Source data:
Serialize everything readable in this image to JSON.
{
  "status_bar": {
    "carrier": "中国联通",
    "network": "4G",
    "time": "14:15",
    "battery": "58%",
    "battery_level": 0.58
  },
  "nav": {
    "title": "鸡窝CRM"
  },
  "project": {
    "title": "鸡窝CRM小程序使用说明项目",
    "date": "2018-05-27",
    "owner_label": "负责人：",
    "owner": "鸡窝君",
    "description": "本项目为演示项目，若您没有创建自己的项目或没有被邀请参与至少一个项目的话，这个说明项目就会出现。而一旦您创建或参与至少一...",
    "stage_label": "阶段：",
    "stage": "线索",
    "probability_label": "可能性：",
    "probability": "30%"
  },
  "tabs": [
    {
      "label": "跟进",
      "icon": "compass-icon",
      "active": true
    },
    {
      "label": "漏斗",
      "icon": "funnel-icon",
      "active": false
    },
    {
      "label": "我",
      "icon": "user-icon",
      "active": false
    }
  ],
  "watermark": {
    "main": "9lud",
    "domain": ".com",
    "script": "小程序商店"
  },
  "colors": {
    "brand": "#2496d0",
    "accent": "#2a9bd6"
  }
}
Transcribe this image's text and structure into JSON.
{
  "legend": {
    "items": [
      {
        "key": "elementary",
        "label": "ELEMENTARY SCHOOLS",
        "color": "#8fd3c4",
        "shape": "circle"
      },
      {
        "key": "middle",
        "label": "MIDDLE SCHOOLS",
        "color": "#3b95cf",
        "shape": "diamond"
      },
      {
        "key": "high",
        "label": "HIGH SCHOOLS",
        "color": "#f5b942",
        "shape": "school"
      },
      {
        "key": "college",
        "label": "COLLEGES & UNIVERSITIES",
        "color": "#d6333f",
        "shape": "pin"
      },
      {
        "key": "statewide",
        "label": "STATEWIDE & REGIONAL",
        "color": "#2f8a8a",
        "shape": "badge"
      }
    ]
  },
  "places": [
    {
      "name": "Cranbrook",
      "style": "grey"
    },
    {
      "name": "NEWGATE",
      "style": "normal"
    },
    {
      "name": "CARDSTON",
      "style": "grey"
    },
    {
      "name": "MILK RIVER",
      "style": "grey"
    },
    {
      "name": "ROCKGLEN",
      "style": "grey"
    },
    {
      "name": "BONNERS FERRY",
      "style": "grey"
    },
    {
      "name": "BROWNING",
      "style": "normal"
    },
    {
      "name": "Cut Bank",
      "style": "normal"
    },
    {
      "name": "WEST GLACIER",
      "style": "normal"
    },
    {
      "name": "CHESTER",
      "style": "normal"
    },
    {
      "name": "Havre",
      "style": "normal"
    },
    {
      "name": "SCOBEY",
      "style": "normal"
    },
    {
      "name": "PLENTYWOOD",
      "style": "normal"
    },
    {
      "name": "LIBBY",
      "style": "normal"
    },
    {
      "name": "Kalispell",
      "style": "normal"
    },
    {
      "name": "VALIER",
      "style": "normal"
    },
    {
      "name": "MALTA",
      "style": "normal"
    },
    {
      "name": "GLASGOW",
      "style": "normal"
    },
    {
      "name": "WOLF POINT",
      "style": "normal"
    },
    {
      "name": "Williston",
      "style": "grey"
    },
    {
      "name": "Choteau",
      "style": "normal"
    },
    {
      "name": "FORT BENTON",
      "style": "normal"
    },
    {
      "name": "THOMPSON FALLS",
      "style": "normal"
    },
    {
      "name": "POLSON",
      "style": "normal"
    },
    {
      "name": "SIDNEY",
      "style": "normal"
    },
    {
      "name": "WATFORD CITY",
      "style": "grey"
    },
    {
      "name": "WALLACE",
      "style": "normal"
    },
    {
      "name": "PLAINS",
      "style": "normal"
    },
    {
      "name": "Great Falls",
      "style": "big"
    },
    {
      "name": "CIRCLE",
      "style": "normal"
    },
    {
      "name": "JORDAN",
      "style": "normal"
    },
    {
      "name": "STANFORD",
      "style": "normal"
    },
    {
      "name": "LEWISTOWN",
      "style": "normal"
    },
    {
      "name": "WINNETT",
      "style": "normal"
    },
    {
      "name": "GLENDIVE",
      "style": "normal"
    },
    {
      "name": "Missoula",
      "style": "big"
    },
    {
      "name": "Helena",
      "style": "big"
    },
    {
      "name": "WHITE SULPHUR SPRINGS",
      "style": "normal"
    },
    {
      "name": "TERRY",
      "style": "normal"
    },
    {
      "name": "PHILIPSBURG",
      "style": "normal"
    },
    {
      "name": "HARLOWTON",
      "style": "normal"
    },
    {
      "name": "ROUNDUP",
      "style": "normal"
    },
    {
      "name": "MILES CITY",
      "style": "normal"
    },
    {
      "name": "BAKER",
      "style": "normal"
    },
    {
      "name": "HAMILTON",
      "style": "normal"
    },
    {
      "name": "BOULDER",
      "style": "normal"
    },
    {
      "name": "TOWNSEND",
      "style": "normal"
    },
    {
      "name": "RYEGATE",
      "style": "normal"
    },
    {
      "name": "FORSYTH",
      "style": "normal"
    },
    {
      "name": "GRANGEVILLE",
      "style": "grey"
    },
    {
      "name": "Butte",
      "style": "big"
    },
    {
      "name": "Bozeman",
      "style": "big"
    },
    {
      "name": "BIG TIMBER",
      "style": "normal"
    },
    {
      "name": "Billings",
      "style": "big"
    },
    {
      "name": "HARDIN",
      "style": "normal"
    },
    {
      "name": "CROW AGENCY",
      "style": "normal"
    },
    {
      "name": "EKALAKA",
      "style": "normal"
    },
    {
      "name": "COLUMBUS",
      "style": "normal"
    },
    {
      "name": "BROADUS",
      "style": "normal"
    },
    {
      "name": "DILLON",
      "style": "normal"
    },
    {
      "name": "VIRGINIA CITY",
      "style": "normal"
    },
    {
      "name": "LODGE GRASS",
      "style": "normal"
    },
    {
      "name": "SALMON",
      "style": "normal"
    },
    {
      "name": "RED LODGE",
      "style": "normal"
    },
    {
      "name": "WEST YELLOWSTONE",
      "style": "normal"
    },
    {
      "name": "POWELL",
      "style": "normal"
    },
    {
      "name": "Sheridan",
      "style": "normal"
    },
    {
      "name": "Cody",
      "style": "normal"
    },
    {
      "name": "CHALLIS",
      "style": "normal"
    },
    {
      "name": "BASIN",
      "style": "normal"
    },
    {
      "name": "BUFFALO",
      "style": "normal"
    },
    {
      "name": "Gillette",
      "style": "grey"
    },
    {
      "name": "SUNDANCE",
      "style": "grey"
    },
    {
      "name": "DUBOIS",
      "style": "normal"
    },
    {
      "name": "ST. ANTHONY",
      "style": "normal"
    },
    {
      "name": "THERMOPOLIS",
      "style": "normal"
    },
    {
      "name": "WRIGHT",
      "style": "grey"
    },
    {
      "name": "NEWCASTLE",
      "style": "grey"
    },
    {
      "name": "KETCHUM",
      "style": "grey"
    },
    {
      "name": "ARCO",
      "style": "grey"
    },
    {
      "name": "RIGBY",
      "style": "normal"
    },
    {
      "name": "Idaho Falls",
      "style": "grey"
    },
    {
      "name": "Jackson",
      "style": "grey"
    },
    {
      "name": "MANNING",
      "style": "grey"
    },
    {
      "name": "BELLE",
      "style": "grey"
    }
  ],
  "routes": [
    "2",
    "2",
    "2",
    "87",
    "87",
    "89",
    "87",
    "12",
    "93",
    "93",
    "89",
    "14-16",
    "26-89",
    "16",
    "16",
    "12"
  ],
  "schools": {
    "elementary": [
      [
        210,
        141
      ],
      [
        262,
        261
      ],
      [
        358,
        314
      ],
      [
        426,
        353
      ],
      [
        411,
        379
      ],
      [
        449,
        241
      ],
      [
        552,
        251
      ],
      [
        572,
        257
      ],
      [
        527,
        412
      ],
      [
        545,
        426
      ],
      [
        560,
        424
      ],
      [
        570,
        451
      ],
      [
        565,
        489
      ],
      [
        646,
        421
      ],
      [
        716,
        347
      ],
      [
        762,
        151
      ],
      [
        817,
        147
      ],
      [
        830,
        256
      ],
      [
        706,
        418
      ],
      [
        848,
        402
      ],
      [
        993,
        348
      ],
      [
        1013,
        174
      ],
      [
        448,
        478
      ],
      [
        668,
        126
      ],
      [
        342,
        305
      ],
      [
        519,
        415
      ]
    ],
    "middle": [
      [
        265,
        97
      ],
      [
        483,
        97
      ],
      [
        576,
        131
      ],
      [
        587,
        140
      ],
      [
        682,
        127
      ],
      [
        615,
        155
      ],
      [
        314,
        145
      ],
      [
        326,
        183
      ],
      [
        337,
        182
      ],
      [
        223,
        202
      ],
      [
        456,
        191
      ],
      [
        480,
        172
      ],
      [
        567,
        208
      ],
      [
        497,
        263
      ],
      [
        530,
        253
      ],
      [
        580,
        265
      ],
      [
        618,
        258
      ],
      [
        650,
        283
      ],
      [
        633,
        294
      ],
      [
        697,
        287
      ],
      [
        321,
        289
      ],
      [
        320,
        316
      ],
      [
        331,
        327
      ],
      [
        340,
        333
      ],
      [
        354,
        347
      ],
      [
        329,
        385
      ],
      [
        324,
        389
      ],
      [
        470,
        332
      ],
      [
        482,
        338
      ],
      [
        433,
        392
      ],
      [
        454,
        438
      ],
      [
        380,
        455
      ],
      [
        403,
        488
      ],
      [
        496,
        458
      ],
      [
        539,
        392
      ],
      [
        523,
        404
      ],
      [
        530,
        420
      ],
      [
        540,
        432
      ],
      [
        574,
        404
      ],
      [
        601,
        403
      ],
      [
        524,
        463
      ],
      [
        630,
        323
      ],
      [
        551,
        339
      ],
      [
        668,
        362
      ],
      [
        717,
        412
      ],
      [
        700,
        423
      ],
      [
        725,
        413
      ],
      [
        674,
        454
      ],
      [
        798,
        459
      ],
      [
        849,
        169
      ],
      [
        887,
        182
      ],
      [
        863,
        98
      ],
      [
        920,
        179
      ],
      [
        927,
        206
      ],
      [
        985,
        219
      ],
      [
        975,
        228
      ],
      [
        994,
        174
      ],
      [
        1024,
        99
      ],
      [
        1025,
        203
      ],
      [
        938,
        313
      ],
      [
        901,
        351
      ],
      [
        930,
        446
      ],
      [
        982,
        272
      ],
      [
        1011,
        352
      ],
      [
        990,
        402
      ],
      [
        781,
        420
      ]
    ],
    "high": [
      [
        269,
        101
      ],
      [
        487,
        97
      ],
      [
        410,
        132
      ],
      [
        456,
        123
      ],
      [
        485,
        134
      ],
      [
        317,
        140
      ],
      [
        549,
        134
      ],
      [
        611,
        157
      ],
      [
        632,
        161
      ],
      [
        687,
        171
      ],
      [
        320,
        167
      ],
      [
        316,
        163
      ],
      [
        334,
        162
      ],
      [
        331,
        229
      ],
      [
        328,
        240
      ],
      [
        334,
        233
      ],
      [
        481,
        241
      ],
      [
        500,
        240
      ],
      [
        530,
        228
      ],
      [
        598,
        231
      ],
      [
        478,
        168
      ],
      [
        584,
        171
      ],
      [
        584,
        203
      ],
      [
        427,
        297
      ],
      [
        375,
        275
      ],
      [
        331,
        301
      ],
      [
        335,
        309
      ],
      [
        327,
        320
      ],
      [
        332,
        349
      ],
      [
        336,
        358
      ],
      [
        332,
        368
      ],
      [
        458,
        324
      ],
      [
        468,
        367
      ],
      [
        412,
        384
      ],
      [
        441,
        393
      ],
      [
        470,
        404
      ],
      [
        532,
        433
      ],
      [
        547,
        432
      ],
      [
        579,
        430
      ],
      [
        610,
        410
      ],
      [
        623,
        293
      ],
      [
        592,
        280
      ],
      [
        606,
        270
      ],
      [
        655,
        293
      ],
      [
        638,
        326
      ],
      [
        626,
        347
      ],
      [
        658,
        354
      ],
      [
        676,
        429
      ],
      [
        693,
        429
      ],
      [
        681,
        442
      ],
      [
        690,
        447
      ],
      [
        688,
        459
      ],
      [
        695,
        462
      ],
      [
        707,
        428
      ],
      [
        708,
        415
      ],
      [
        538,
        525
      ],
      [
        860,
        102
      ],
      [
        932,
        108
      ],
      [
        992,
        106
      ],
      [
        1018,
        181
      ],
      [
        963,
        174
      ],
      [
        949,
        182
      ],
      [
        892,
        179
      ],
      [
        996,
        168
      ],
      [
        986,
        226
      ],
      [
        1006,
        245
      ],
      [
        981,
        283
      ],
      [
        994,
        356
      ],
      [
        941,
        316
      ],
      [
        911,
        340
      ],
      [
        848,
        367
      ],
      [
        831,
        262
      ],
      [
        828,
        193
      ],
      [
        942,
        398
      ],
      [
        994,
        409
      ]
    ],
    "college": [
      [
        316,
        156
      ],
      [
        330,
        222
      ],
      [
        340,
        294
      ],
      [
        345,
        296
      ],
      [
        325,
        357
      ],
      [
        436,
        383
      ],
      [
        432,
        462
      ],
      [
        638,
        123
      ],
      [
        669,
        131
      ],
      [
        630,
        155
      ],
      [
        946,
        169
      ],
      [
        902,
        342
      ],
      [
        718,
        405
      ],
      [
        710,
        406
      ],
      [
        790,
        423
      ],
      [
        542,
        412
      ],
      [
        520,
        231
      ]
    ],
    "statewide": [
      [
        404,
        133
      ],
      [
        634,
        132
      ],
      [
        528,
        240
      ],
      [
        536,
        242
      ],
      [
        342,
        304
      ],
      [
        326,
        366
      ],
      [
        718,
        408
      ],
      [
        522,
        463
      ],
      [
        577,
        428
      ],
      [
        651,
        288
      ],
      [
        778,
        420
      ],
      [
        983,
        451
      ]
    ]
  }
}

STATED GOAL = Report the number of lines containing the string "JSON" and add nothing to it.

EXERCISE SOLUTION = 2